THE EXERCISE: Print the lines of the first entry exactly as they appear, starting at the line that contains "y-axis-title: Amount.(pmol/ug DNA)" and ending at the line that contains "marker-x-blue <box>107 325 118 336</box>", with both of those lines included.

ITEMS:
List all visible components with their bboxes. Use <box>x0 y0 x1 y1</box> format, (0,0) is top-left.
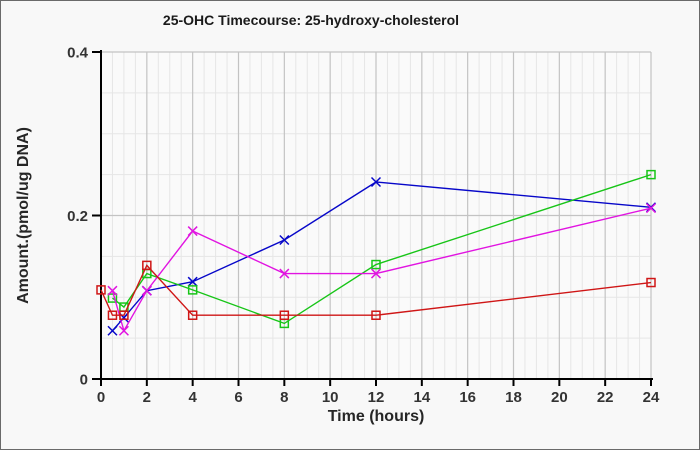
y-axis-title: Amount.(pmol/ug DNA) <box>15 127 32 304</box>
y-tick-label: 0.2 <box>67 208 88 225</box>
x-tick-label: 10 <box>322 389 339 406</box>
y-tick-label: 0.4 <box>67 45 89 62</box>
x-tick-label: 12 <box>368 389 385 406</box>
series-line-red <box>100 264 652 316</box>
marker-x-magenta <box>118 325 129 336</box>
marker-x-blue <box>370 176 382 188</box>
marker-x-blue <box>107 325 118 336</box>
marker-square-green <box>107 293 118 303</box>
series-line-green <box>112 173 652 325</box>
marker-x-magenta <box>141 285 152 296</box>
y-tick-label: 0 <box>80 372 88 389</box>
marker-x-magenta <box>370 268 382 279</box>
x-tick-label: 2 <box>143 389 151 406</box>
marker-square-green <box>187 285 198 295</box>
marker-x-blue <box>187 276 198 287</box>
marker-square-red <box>96 285 106 295</box>
x-tick-label: 20 <box>551 389 568 406</box>
marker-square-green <box>371 259 381 270</box>
x-tick-label: 18 <box>505 389 522 406</box>
marker-square-red <box>187 310 198 320</box>
x-tick-label: 4 <box>188 389 197 406</box>
marker-square-red <box>107 310 118 320</box>
x-tick-label: 14 <box>413 389 430 406</box>
marker-x-magenta <box>107 285 118 296</box>
marker-square-red <box>279 310 290 320</box>
chart-title: 25-OHC Timecourse: 25-hydroxy-cholestero… <box>162 12 460 28</box>
x-axis-title: Time (hours) <box>328 408 425 425</box>
x-tick-label: 24 <box>643 389 660 406</box>
marker-square-red <box>646 277 656 288</box>
marker-square-green <box>646 169 656 180</box>
marker-square-red <box>119 310 129 320</box>
marker-square-red <box>371 310 381 320</box>
x-tick-label: 8 <box>280 389 288 406</box>
marker-x-blue <box>279 234 290 246</box>
marker-square-red <box>142 260 152 271</box>
x-tick-label: 22 <box>597 389 614 406</box>
x-tick-label: 6 <box>234 389 242 406</box>
marker-x-magenta <box>279 268 290 279</box>
marker-x-magenta <box>645 203 657 214</box>
x-tick-label: 0 <box>97 389 105 406</box>
x-tick-label: 16 <box>459 389 476 406</box>
marker-x-magenta <box>187 226 198 237</box>
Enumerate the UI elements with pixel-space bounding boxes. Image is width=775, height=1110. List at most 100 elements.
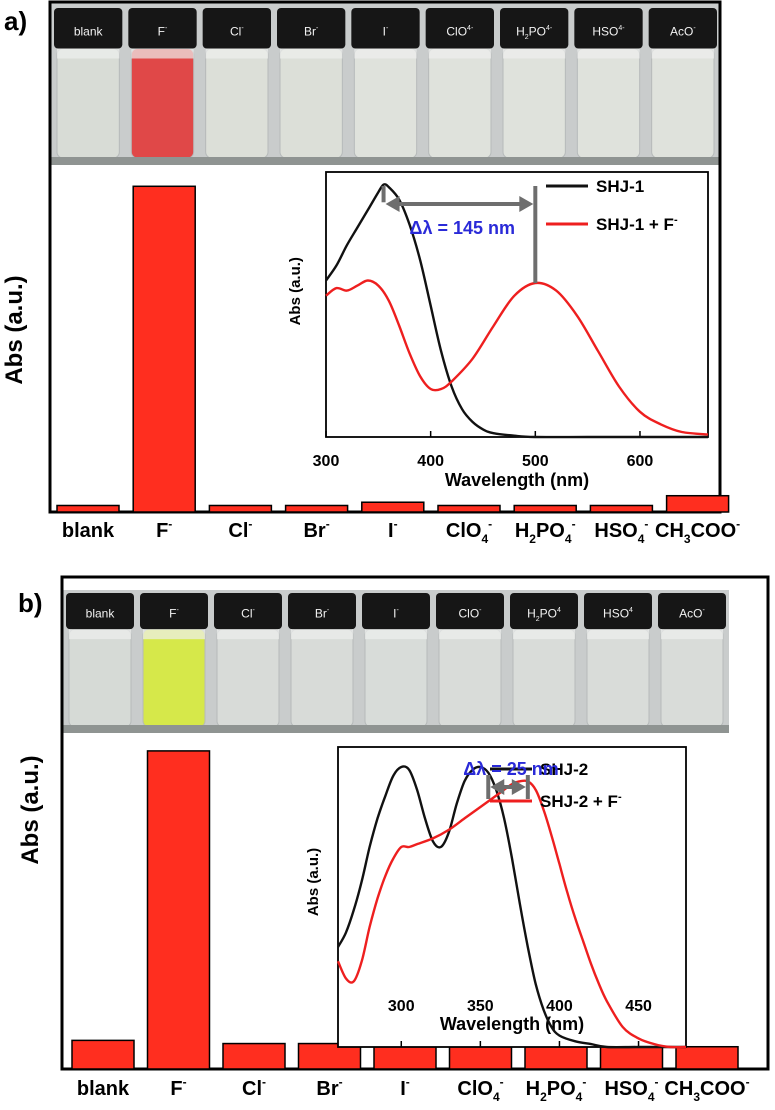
vial-label: HSO4 — [603, 607, 633, 621]
label-part-sup: - — [746, 1075, 750, 1089]
vial-neck — [428, 48, 491, 59]
vial-label: ClO4- — [446, 25, 474, 39]
tick-label-blank: blank — [77, 1078, 130, 1100]
vial-neck — [131, 48, 194, 59]
bar-ClO4 — [437, 504, 501, 513]
label-part-base: I — [388, 520, 394, 542]
vial-cap — [277, 8, 346, 49]
label-part-sup: - — [253, 607, 256, 614]
label-part-base: ClO — [446, 25, 467, 39]
inset-series-line-2 — [325, 279, 709, 436]
label-part-mid: PO — [536, 520, 565, 542]
label-part-base: CH — [655, 520, 684, 542]
inset-y-axis-label: Abs (a.u.) — [305, 848, 322, 916]
legend-label: SHJ-2 + F- — [540, 791, 622, 811]
label-part-sup: - — [262, 1075, 266, 1089]
label-part-sup: 4 — [546, 25, 550, 32]
vial-body — [438, 628, 502, 728]
y-axis-label: Abs (a.u.) — [17, 755, 44, 864]
panel-label: a) — [4, 6, 27, 36]
label-part-mid: PO — [540, 607, 557, 621]
bar-I — [361, 501, 425, 513]
vial: Cl- — [214, 593, 282, 728]
panel-a: a) blank F- Cl- Br- I- ClO4- H2PO4- HSO4- AcO-Abs… — [1, 0, 740, 546]
vial-label: I- — [393, 607, 399, 621]
vial-neck — [587, 629, 649, 640]
label-part-sup: - — [655, 1075, 659, 1089]
delta-arrow-head-left — [385, 196, 400, 212]
label-part-base: F — [170, 1078, 182, 1100]
tick-label-H2PO4: H2PO4- — [526, 1075, 587, 1104]
label-part-sup: - — [241, 25, 244, 32]
vial-body — [512, 628, 576, 728]
vial-body — [364, 628, 428, 728]
inset-x-tick-label: 300 — [388, 998, 415, 1015]
label-part-base: AcO — [679, 607, 702, 621]
label-part-sup: - — [736, 517, 740, 531]
vial-shelf — [51, 157, 720, 165]
bar-CH3COO — [675, 1045, 739, 1070]
label-part-sub: 4 — [493, 1090, 500, 1104]
vial-cap — [202, 8, 271, 49]
label-part-base: ClO — [446, 520, 482, 542]
label-part-sub: 3 — [684, 532, 691, 546]
vial-label: ClO- — [458, 607, 482, 621]
vial-cap — [436, 593, 504, 630]
vial-neck — [205, 48, 268, 59]
vial-cap — [214, 593, 282, 630]
label-part-base: Br — [303, 520, 325, 542]
vial-cap — [510, 593, 578, 630]
label-part-sup: 4 — [467, 25, 471, 32]
vial: H2PO4- — [500, 8, 569, 159]
label-part-base: Cl — [241, 607, 252, 621]
vial: HSO4 — [584, 593, 652, 728]
vial-label: AcO- — [670, 25, 696, 39]
vial-body — [428, 48, 492, 159]
bar-Cl — [222, 1042, 286, 1070]
legend-label-text: SHJ-2 — [540, 760, 588, 779]
delta-arrow-head-right — [519, 196, 534, 212]
label-part-base: Cl — [230, 25, 241, 39]
legend-label: SHJ-1 — [596, 177, 644, 196]
tick-label-CH3COO: CH3COO- — [655, 517, 740, 546]
tick-label-I: I- — [388, 517, 398, 542]
label-part-sup2: - — [622, 25, 625, 32]
inset-x-tick-label: 450 — [625, 998, 652, 1015]
bar-HSO4 — [589, 504, 654, 513]
panel-label: b) — [18, 588, 43, 618]
vial-cap — [351, 8, 420, 49]
vial-neck — [217, 629, 279, 640]
label-part-sup: - — [165, 25, 168, 32]
label-part-sup: - — [406, 1075, 410, 1089]
label-part-sup: 4 — [629, 607, 633, 614]
label-part-base: F — [158, 25, 165, 39]
label-part-base: H — [527, 607, 536, 621]
tick-label-blank: blank — [62, 520, 115, 542]
vial: Br- — [288, 593, 356, 728]
label-part-mid: PO — [547, 1078, 576, 1100]
label-part-sup: - — [572, 517, 576, 531]
vial: F- — [128, 8, 197, 159]
delta-arrow-head-left — [490, 779, 505, 795]
vial-body — [502, 48, 566, 159]
label-part-sub: 4 — [648, 1090, 655, 1104]
vial-cap — [140, 593, 208, 630]
bar-F — [146, 750, 211, 1070]
bar-blank — [71, 1039, 135, 1070]
label-part-sup: - — [386, 25, 389, 32]
legend-label-text: SHJ-1 + F — [596, 215, 674, 234]
tick-label-Cl: Cl- — [228, 517, 252, 542]
delta-lambda-annotation: Δλ = 25 nm — [463, 759, 558, 779]
vial-label: Br- — [304, 25, 319, 39]
label-part-base: I — [383, 25, 386, 39]
label-part-sup: - — [248, 517, 252, 531]
vial-label: blank — [74, 25, 104, 39]
panel-b: b) blank F- Cl- Br- I- ClO- H2PO4 HSO4 AcO-Abs (a… — [17, 575, 770, 1104]
vial-body — [660, 628, 724, 728]
bar-ClO4 — [448, 1045, 513, 1070]
vial-body — [353, 48, 418, 159]
legend-label-charge: - — [618, 791, 622, 803]
vial: AcO- — [658, 593, 726, 728]
inset-chart: 300 400 500 600 Wavelength (nm) Abs (a.u.) SHJ… — [287, 171, 709, 490]
inset-chart: 300 350 400 450 Wavelength (nm) Abs (a.u.) SHJ… — [305, 746, 687, 1049]
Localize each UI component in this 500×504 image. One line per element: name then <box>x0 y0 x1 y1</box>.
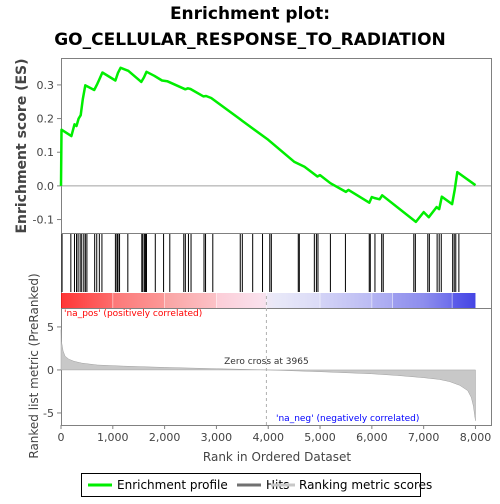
x-tick-label: 0 <box>58 431 65 444</box>
ranking-color-bar <box>61 293 476 308</box>
x-tick-label: 4,000 <box>252 431 284 444</box>
es-tick-label: 0.0 <box>37 180 55 193</box>
metric-axis-label: Ranked list metric (PreRanked) <box>27 273 41 458</box>
x-axis-label: Rank in Ordered Dataset <box>203 450 351 464</box>
x-tick-label: 2,000 <box>149 431 181 444</box>
ranking-metric-area <box>60 329 476 421</box>
es-tick-label: -0.1 <box>33 214 54 227</box>
zero-cross-label: Zero cross at 3965 <box>224 357 309 367</box>
hits-group <box>61 234 460 292</box>
x-tick-label: 7,000 <box>408 431 440 444</box>
colorbar-gradient-rect <box>61 293 476 308</box>
x-tick-label: 1,000 <box>97 431 129 444</box>
metric-tick-label: -5 <box>43 407 54 420</box>
x-tick-label: 5,000 <box>304 431 336 444</box>
metric-tick-label: 5 <box>47 321 54 334</box>
es-axis-ticks: -0.1 0.0 0.1 0.2 0.3 <box>33 79 61 227</box>
metric-tick-label: 0 <box>47 364 54 377</box>
x-tick-label: 8,000 <box>460 431 492 444</box>
legend-enrichment-label: Enrichment profile <box>117 478 228 492</box>
x-tick-label: 3,000 <box>201 431 233 444</box>
es-tick-label: 0.2 <box>37 113 55 126</box>
positive-correlation-label: 'na_pos' (positively correlated) <box>64 309 202 319</box>
legend-metric-label: Ranking metric scores <box>299 478 432 492</box>
es-tick-label: 0.1 <box>37 146 55 159</box>
metric-axis-ticks: -5 0 5 <box>43 321 61 420</box>
chart-title-line1: Enrichment plot: <box>170 4 330 24</box>
enrichment-profile-line <box>59 66 477 224</box>
negative-correlation-label: 'na_neg' (negatively correlated) <box>276 414 419 424</box>
es-tick-label: 0.3 <box>37 79 55 92</box>
x-axis-ticks: 0 1,000 2,000 3,000 4,000 5,000 6,000 7,000 8,00… <box>58 425 492 444</box>
es-axis-label: Enrichment score (ES) <box>14 58 30 233</box>
chart-title-line2: GO_CELLULAR_RESPONSE_TO_RADIATION <box>54 30 446 50</box>
x-tick-label: 6,000 <box>356 431 388 444</box>
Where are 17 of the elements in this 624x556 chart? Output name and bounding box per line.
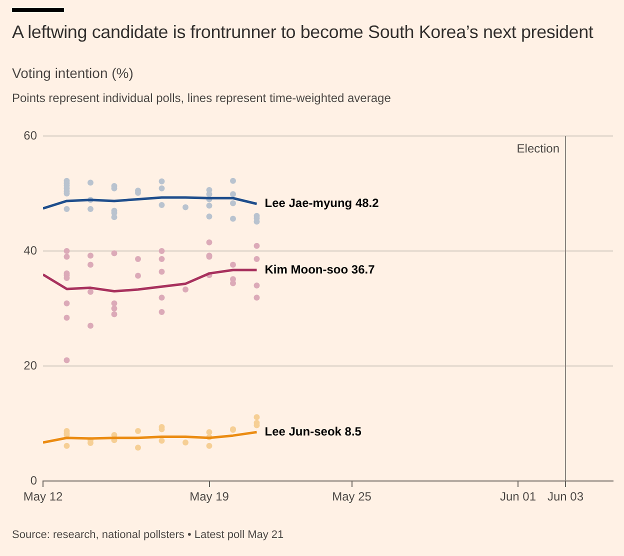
text: Lee Jae-myung 48.2 <box>264 196 379 210</box>
y-tick-label: 40 <box>24 243 38 258</box>
y-tick-label: 60 <box>24 128 38 142</box>
x-tick-label: May 25 <box>332 490 372 504</box>
text: Points represent individual polls, lines represent time-weighted average <box>12 91 391 105</box>
ref-line-label: Election <box>516 141 560 156</box>
x-tick-label: Jun 03 <box>547 490 584 504</box>
x-tick-label: May 12 <box>23 490 63 504</box>
y-tick-label: 20 <box>24 358 38 372</box>
x-tick-label: May 19 <box>190 490 230 504</box>
text: Lee Jun-seok 8.5 <box>264 424 362 438</box>
chart-title: A leftwing candidate is frontrunner to become South Korea’s next president <box>12 22 594 43</box>
chart-subtitle: Voting intention (%) <box>12 65 134 81</box>
source-note: Source: research, national pollsters • Latest poll May 21 <box>12 529 284 541</box>
y-tick-label: 0 <box>30 473 38 488</box>
x-tick-label: Jun 01 <box>500 490 536 504</box>
text: Kim Moon-soo 36.7 <box>264 262 375 276</box>
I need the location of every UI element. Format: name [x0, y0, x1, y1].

WRITTEN RESPONSE:
y-axis-title: Amount.(pmol/ug DNA) <box>15 127 32 304</box>
y-tick-label: 0.2 <box>67 208 88 225</box>
x-tick-label: 10 <box>322 389 339 406</box>
y-tick-label: 0.4 <box>67 45 89 62</box>
x-tick-label: 12 <box>368 389 385 406</box>
series-line-red <box>100 264 652 316</box>
marker-x-magenta <box>118 325 129 336</box>
marker-x-blue <box>370 176 382 188</box>
marker-x-blue <box>107 325 118 336</box>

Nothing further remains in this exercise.